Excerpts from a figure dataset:
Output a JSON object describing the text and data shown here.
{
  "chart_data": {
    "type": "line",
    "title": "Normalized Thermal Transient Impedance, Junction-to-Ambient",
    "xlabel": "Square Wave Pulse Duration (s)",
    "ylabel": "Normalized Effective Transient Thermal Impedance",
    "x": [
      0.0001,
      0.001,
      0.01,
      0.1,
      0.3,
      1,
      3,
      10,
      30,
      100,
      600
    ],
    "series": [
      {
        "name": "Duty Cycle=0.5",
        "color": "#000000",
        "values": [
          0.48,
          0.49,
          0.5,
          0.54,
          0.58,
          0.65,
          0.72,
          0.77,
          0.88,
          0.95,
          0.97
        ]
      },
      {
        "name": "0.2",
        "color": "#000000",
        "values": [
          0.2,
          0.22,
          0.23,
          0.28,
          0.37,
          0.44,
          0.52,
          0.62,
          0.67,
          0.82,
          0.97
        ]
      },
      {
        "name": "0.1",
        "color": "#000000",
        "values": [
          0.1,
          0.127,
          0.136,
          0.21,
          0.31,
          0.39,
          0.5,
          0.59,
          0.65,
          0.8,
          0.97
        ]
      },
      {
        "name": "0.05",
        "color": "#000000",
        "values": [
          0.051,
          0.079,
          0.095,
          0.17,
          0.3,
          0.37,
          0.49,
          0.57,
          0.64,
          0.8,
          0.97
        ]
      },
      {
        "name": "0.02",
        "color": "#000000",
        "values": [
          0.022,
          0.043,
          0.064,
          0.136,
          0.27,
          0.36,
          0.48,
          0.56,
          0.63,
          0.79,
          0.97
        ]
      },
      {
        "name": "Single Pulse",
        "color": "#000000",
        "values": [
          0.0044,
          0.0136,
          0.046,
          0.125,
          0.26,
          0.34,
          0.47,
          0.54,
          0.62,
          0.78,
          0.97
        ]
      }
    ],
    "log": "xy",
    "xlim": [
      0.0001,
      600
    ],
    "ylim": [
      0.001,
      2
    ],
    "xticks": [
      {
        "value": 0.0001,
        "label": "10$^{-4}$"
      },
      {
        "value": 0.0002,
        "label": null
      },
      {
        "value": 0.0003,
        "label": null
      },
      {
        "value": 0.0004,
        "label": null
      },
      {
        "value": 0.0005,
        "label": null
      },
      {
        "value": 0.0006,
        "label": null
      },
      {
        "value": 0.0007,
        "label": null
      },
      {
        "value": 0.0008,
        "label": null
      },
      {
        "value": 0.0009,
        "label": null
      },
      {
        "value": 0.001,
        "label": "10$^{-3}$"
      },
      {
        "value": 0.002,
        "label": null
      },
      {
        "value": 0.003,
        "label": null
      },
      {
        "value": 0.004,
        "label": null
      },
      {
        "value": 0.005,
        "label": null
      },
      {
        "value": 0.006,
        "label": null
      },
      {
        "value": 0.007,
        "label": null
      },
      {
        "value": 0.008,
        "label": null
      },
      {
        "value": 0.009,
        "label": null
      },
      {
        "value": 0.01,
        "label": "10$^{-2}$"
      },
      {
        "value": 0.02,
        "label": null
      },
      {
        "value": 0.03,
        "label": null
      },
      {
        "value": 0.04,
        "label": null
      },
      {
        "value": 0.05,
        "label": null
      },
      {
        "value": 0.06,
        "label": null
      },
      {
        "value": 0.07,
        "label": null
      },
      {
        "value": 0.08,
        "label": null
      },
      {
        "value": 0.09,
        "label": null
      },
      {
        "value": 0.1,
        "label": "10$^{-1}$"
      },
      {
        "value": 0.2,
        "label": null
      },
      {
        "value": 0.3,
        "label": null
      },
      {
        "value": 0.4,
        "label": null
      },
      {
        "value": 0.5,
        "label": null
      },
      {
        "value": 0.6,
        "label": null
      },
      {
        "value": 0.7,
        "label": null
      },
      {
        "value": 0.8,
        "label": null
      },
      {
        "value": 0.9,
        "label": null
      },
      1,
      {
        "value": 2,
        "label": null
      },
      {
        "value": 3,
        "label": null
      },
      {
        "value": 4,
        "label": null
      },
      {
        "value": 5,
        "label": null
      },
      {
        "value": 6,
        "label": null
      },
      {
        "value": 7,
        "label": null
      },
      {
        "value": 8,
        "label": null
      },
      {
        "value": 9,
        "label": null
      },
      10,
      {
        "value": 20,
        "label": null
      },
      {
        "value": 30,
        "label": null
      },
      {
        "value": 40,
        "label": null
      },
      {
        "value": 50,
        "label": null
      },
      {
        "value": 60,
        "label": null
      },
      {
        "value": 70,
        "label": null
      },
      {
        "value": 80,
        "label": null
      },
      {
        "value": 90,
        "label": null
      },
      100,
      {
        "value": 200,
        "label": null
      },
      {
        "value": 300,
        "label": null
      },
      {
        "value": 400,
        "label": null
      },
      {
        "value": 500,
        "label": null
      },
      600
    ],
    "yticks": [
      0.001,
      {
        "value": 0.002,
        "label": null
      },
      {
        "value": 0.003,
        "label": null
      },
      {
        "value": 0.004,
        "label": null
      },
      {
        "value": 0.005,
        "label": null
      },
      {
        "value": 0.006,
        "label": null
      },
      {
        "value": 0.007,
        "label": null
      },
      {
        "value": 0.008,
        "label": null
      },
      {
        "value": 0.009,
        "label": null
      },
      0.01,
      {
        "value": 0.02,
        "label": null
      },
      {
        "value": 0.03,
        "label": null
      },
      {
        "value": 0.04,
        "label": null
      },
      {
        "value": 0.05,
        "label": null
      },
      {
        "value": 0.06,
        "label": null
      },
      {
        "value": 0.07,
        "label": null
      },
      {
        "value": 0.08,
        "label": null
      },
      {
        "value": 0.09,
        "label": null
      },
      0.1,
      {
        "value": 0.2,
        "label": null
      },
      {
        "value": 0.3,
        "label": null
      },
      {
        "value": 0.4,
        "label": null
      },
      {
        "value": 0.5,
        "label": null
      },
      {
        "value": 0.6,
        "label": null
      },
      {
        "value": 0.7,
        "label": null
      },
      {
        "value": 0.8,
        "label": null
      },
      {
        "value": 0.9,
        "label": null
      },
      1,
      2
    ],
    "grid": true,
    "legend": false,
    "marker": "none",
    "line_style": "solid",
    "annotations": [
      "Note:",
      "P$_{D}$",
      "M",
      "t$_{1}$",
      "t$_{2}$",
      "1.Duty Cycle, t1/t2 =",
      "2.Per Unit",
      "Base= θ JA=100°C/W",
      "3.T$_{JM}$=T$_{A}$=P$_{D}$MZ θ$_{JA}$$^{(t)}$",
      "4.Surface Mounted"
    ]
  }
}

#### [Given exercise]
From the data above, copy each line that has the string "Thermal".

#### [Final answer]
    "title": "Normalized Thermal Transient Impedance, Junction-to-Ambient",
    "ylabel": "Normalized Effective Transient Thermal Impedance",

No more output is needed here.